*Brief*.
Select from the data all lines with the word "this".
◆ ◆ ◆
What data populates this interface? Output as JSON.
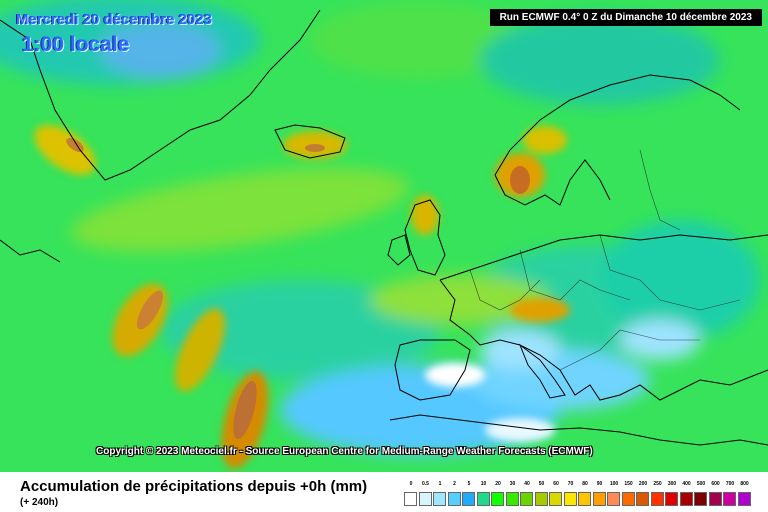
{
  "map": {
    "date_label": "Mercredi 20 décembre 2023",
    "time_label": "1:00 locale",
    "run_label": "Run ECMWF 0.4° 0 Z du Dimanche 10 décembre 2023",
    "copyright": "Copyright © 2023 Meteociel.fr - Source European Centre for Medium-Range Weather Forecasts (ECMWF)"
  },
  "footer": {
    "title": "Accumulation de précipitations depuis +0h (mm)",
    "subtitle": "(+ 240h)"
  },
  "legend": {
    "labels": [
      "0",
      "0.5",
      "1",
      "2",
      "5",
      "10",
      "20",
      "30",
      "40",
      "50",
      "60",
      "70",
      "80",
      "90",
      "100",
      "150",
      "200",
      "250",
      "300",
      "400",
      "500",
      "600",
      "700",
      "800"
    ],
    "colors": [
      "#ffffff",
      "#d7f5ff",
      "#9fe7ff",
      "#55cfff",
      "#22aaff",
      "#21d98b",
      "#12ff00",
      "#36ea00",
      "#6bd400",
      "#a6cc00",
      "#dbd800",
      "#ffe600",
      "#ffc400",
      "#ffa000",
      "#ff8a55",
      "#ff6a00",
      "#d95a00",
      "#ff3300",
      "#e00000",
      "#a80000",
      "#7d0000",
      "#a30050",
      "#cc00a0",
      "#b000d0"
    ]
  }
}
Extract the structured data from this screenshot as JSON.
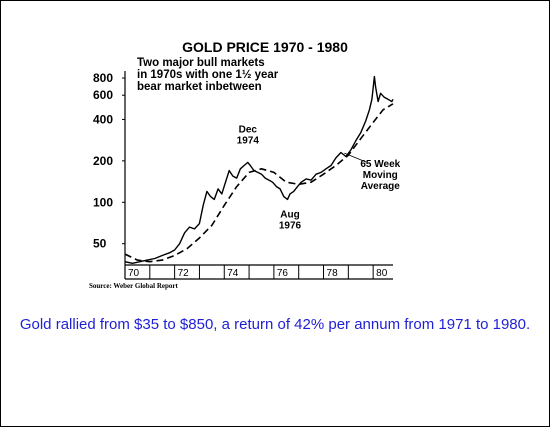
{
  "chart_data": {
    "type": "line",
    "title": "GOLD PRICE 1970 - 1980",
    "subtitle": [
      "Two major bull markets",
      "in 1970s with one 1½ year",
      "bear market inbetween"
    ],
    "source": "Source: Weber Global Report",
    "y_scale": "log",
    "ylim": [
      35,
      900
    ],
    "y_ticks": [
      {
        "value": 50,
        "label": "50"
      },
      {
        "value": 100,
        "label": "100"
      },
      {
        "value": 200,
        "label": "200"
      },
      {
        "value": 400,
        "label": "400"
      },
      {
        "value": 600,
        "label": "600"
      },
      {
        "value": 800,
        "label": "800"
      }
    ],
    "xlim": [
      1970,
      1980.8
    ],
    "x_ticks": [
      {
        "value": 1970,
        "label": "70"
      },
      {
        "value": 1972,
        "label": "72"
      },
      {
        "value": 1974,
        "label": "74"
      },
      {
        "value": 1976,
        "label": "76"
      },
      {
        "value": 1978,
        "label": "78"
      },
      {
        "value": 1980,
        "label": "80"
      }
    ],
    "series": [
      {
        "style": "solid",
        "x": [
          1970.0,
          1970.3,
          1970.6,
          1970.9,
          1971.2,
          1971.5,
          1971.8,
          1972.0,
          1972.2,
          1972.4,
          1972.6,
          1972.8,
          1973.0,
          1973.15,
          1973.3,
          1973.45,
          1973.6,
          1973.75,
          1973.9,
          1974.05,
          1974.2,
          1974.35,
          1974.5,
          1974.65,
          1974.8,
          1974.95,
          1975.05,
          1975.2,
          1975.35,
          1975.5,
          1975.65,
          1975.8,
          1975.95,
          1976.1,
          1976.25,
          1976.4,
          1976.55,
          1976.65,
          1976.8,
          1976.95,
          1977.1,
          1977.3,
          1977.5,
          1977.7,
          1977.9,
          1978.1,
          1978.3,
          1978.5,
          1978.7,
          1978.9,
          1979.1,
          1979.3,
          1979.5,
          1979.7,
          1979.85,
          1979.95,
          1980.05,
          1980.1,
          1980.2,
          1980.3,
          1980.45,
          1980.6,
          1980.75,
          1980.8
        ],
        "y": [
          37,
          36,
          37,
          38,
          39,
          41,
          43,
          45,
          50,
          60,
          66,
          64,
          70,
          95,
          120,
          110,
          105,
          125,
          115,
          140,
          170,
          155,
          150,
          175,
          185,
          195,
          185,
          170,
          165,
          160,
          150,
          145,
          140,
          130,
          125,
          110,
          105,
          115,
          120,
          130,
          140,
          148,
          145,
          160,
          165,
          175,
          185,
          210,
          230,
          215,
          240,
          280,
          320,
          390,
          470,
          560,
          820,
          690,
          540,
          620,
          580,
          560,
          540,
          560
        ]
      },
      {
        "name": "65 Week Moving Average",
        "style": "dashed",
        "x": [
          1970.0,
          1970.5,
          1971.0,
          1971.5,
          1972.0,
          1972.5,
          1973.0,
          1973.5,
          1974.0,
          1974.5,
          1975.0,
          1975.5,
          1976.0,
          1976.5,
          1977.0,
          1977.5,
          1978.0,
          1978.5,
          1979.0,
          1979.5,
          1980.0,
          1980.4,
          1980.8
        ],
        "y": [
          42,
          38,
          37,
          38,
          41,
          46,
          55,
          68,
          95,
          130,
          165,
          175,
          165,
          140,
          135,
          140,
          160,
          185,
          220,
          290,
          380,
          470,
          520
        ]
      }
    ],
    "annotations": [
      {
        "lines": [
          "Dec",
          "1974"
        ],
        "x": 1974.95,
        "y": 195
      },
      {
        "lines": [
          "Aug",
          "1976"
        ],
        "x": 1976.65,
        "y": 105
      },
      {
        "lines": [
          "65 Week",
          "Moving",
          "Average"
        ],
        "x": 1979.0,
        "y": 220
      }
    ]
  },
  "caption": "Gold rallied from $35 to $850, a return of 42% per annum from 1971 to 1980."
}
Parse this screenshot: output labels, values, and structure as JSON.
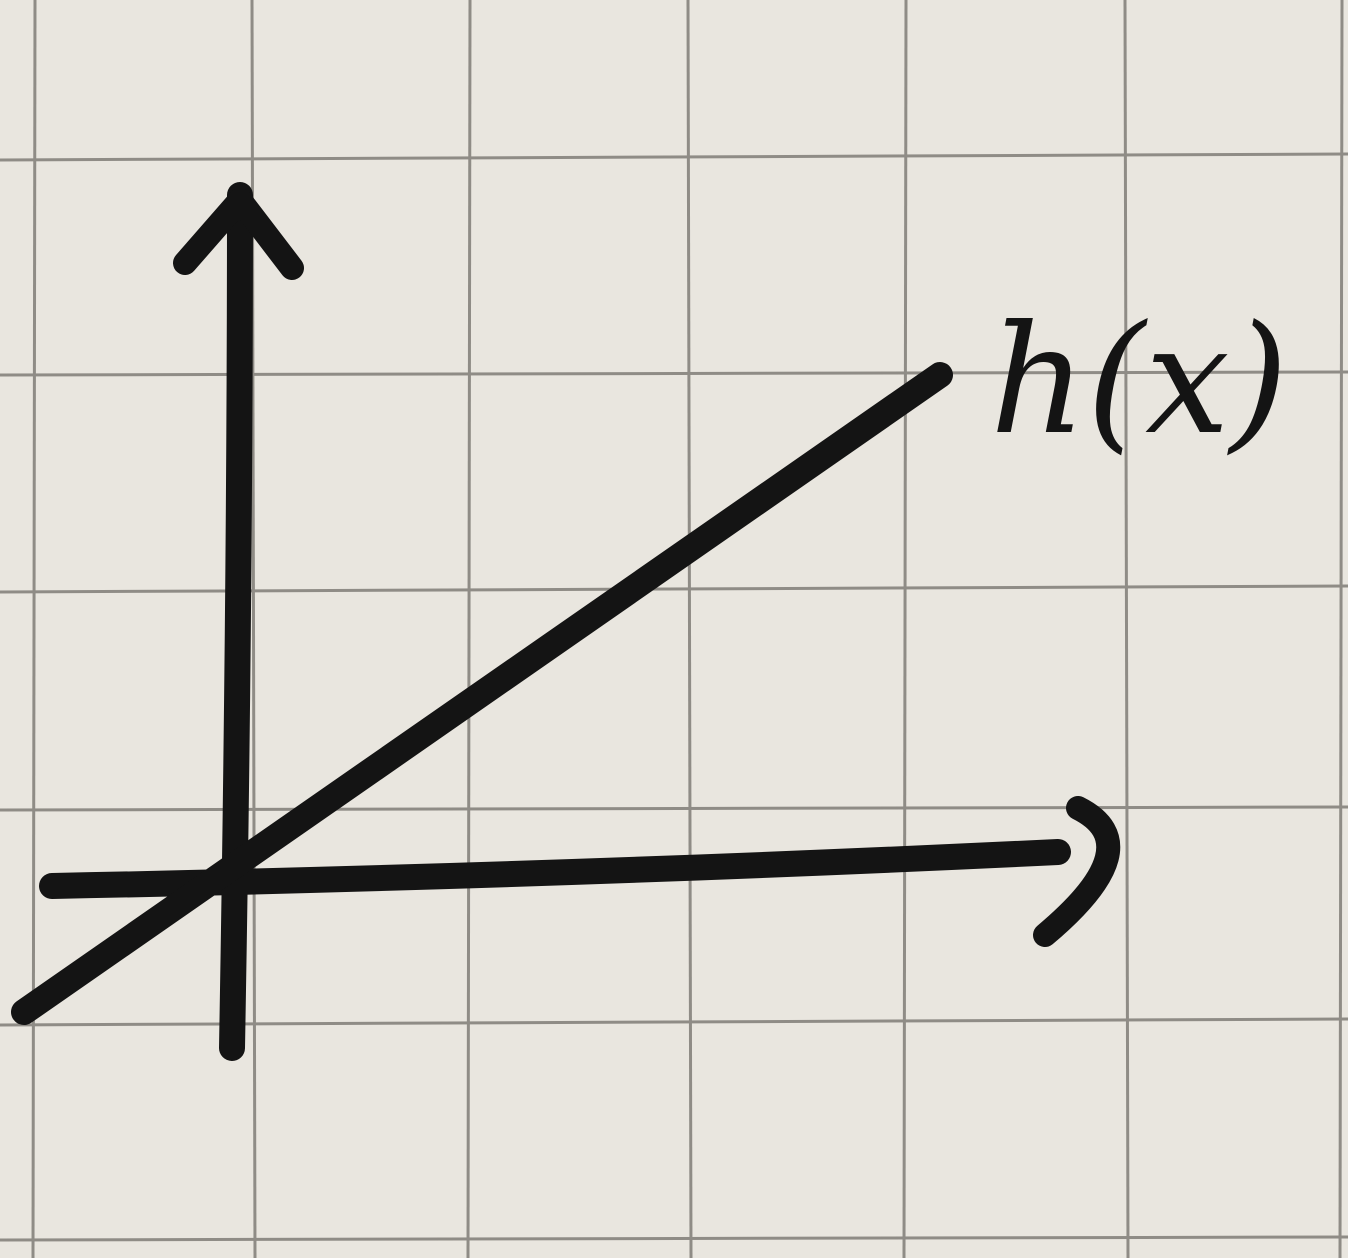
{
  "colors": {
    "paper": "#e9e6df",
    "grid": "#8f8c86",
    "ink": "#141414"
  },
  "chart_data": {
    "type": "line",
    "title": "",
    "xlabel": "",
    "ylabel": "",
    "grid": true,
    "axes": {
      "x_arrow": true,
      "y_arrow": true
    },
    "series": [
      {
        "name": "h(x)",
        "trend": "linear-increasing",
        "passes_through_origin": true
      }
    ]
  }
}
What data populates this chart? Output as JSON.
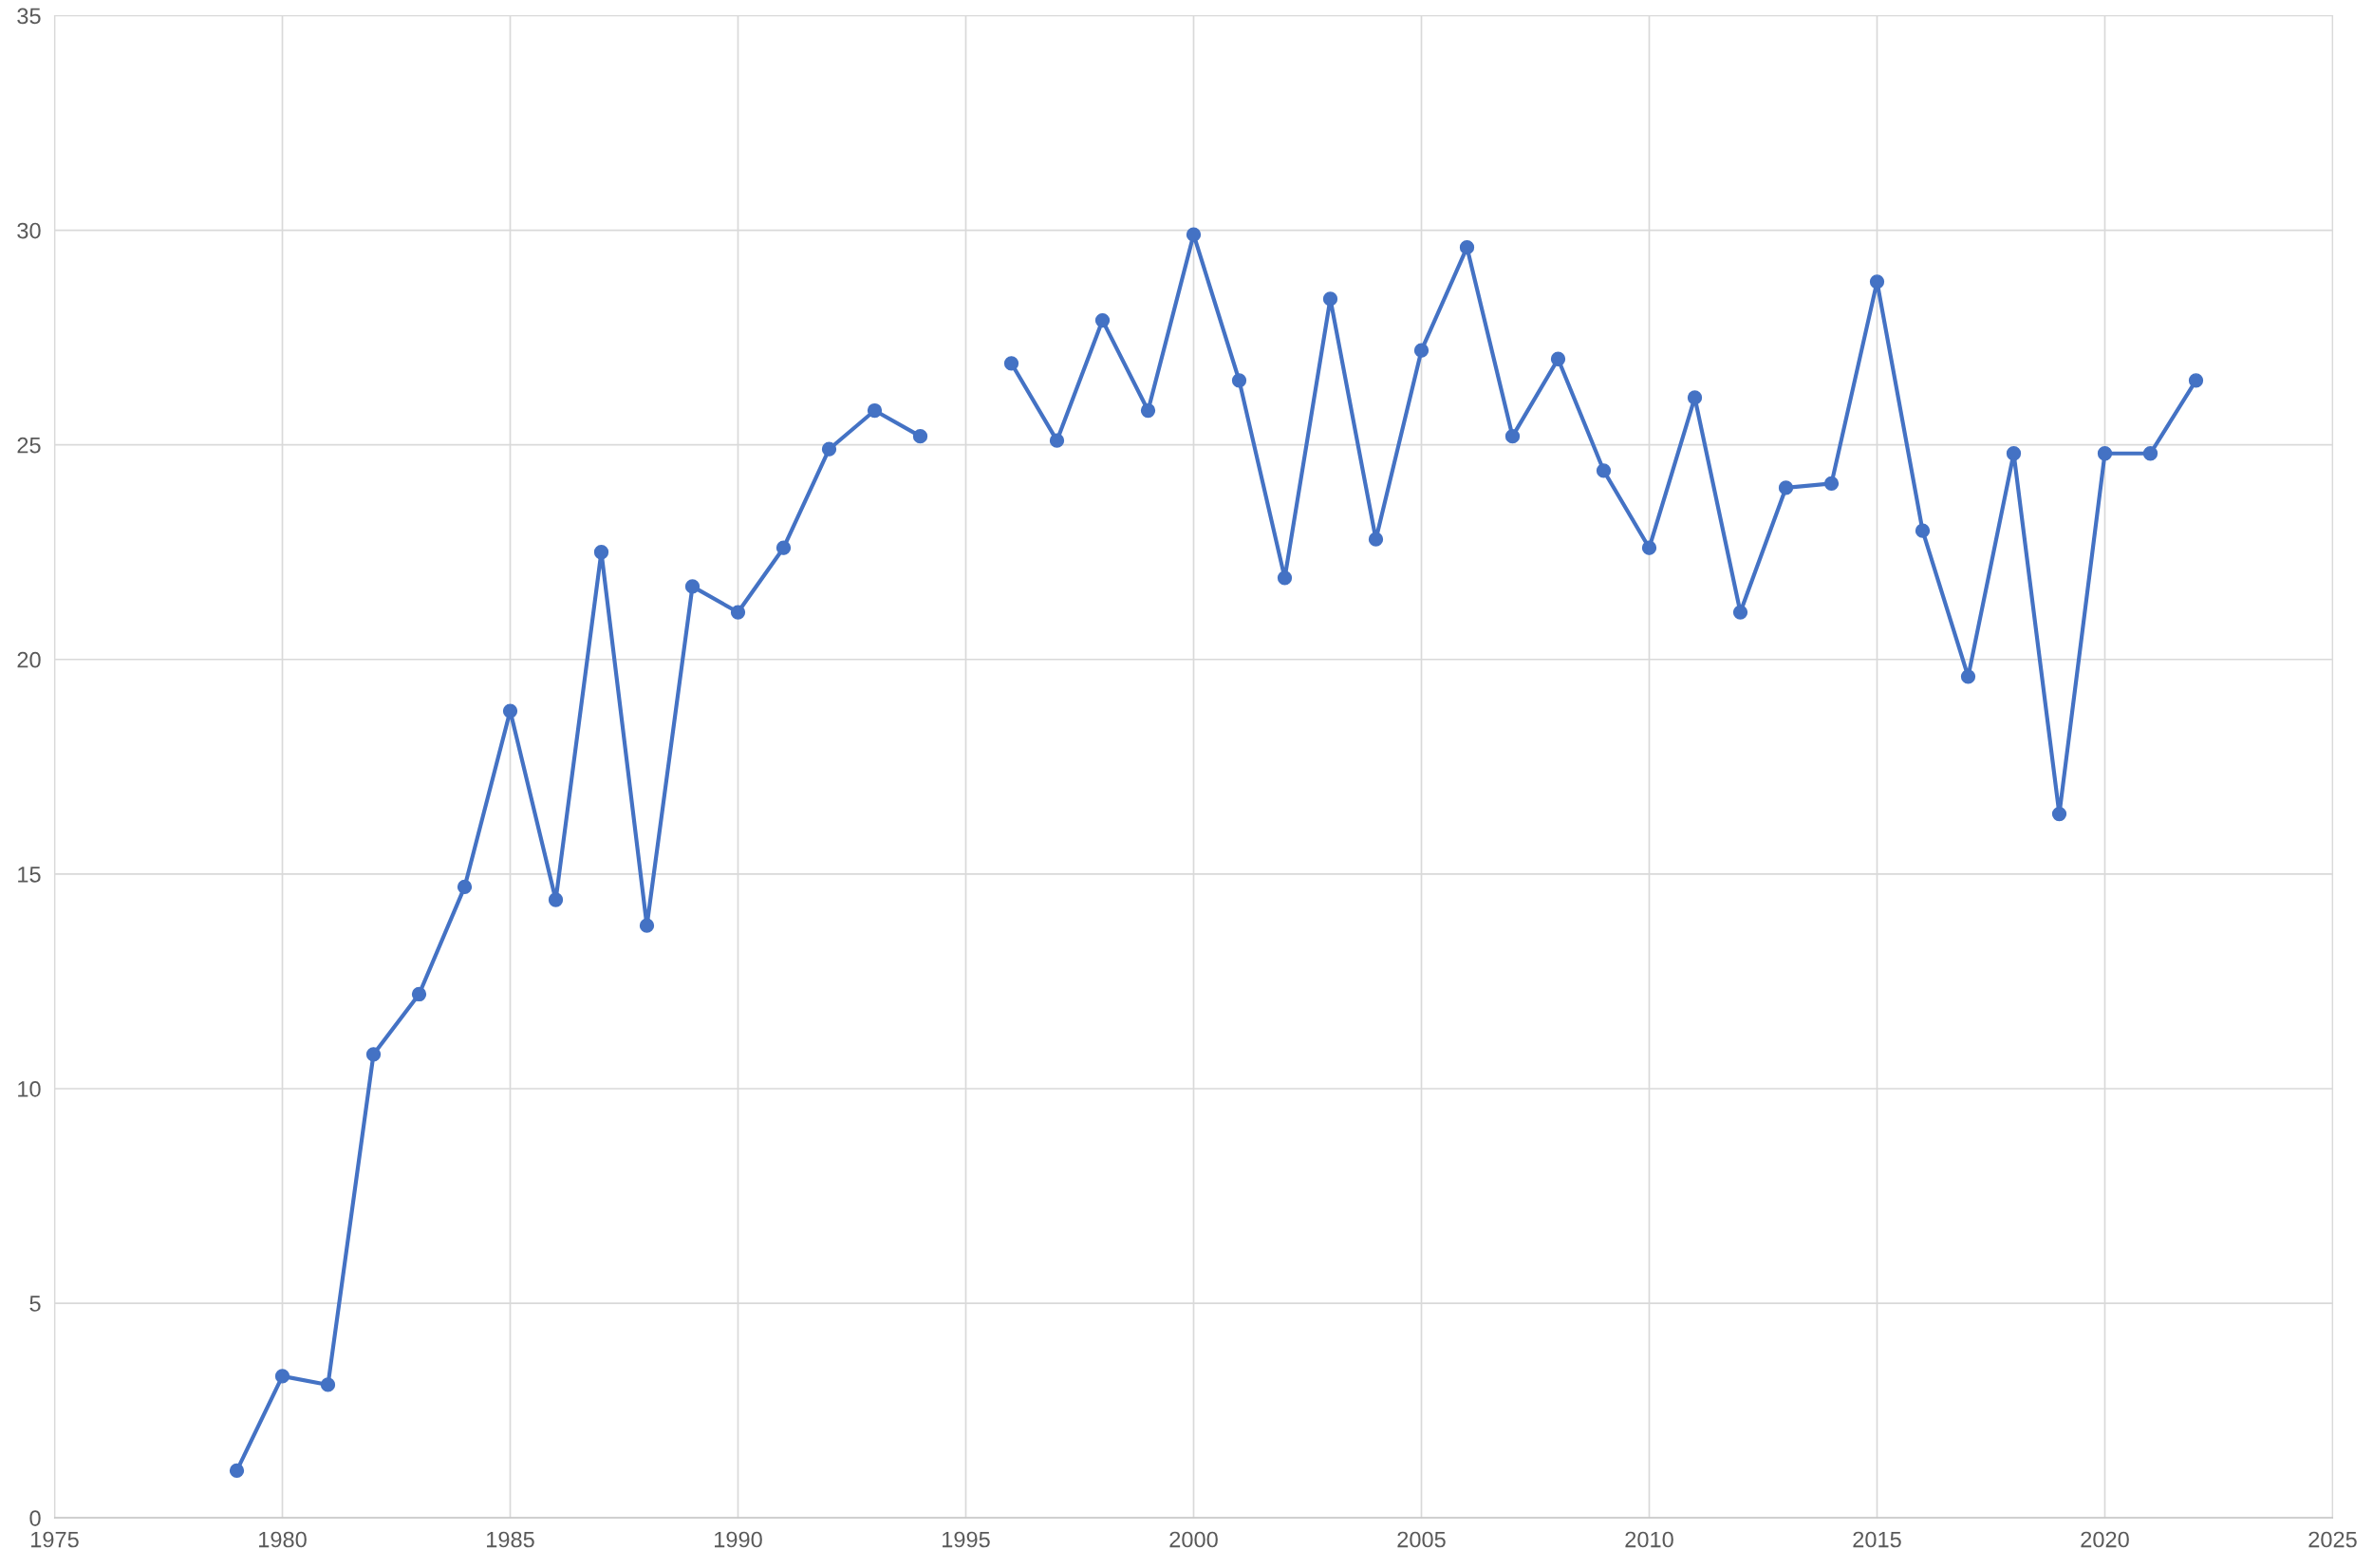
{
  "chart_data": {
    "type": "line",
    "x": [
      1979,
      1980,
      1981,
      1982,
      1983,
      1984,
      1985,
      1986,
      1987,
      1988,
      1989,
      1990,
      1991,
      1992,
      1993,
      1994,
      1995,
      1996,
      1997,
      1998,
      1999,
      2000,
      2001,
      2002,
      2003,
      2004,
      2005,
      2006,
      2007,
      2008,
      2009,
      2010,
      2011,
      2012,
      2013,
      2014,
      2015,
      2016,
      2017,
      2018,
      2019,
      2020,
      2021,
      2022
    ],
    "series": [
      {
        "color": "#4472c4",
        "values": [
          1.1,
          3.3,
          3.1,
          10.8,
          12.2,
          14.7,
          18.8,
          14.4,
          22.5,
          13.8,
          21.7,
          21.1,
          22.6,
          24.9,
          25.8,
          25.2,
          null,
          26.9,
          25.1,
          27.9,
          25.8,
          29.9,
          26.5,
          21.9,
          28.4,
          22.8,
          27.2,
          29.6,
          25.2,
          27.0,
          24.4,
          22.6,
          26.1,
          21.1,
          24.0,
          24.1,
          28.8,
          23.0,
          19.6,
          24.8,
          16.4,
          24.8,
          24.8,
          26.5
        ]
      }
    ],
    "xlim": [
      1975,
      2025
    ],
    "xticks": [
      1975,
      1980,
      1985,
      1990,
      1995,
      2000,
      2005,
      2010,
      2015,
      2020,
      2025
    ],
    "ylim": [
      0,
      35
    ],
    "yticks": [
      0,
      5,
      10,
      15,
      20,
      25,
      30,
      35
    ],
    "grid": true,
    "marker": "circle",
    "line_style": "solid"
  }
}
◆ ◆ ◆
*Reply*.
What data populates this interface? Output as JSON.
Extract the structured data from this screenshot as JSON.
Parse this screenshot: output labels, values, and structure as JSON.
What data populates this chart? Output as JSON.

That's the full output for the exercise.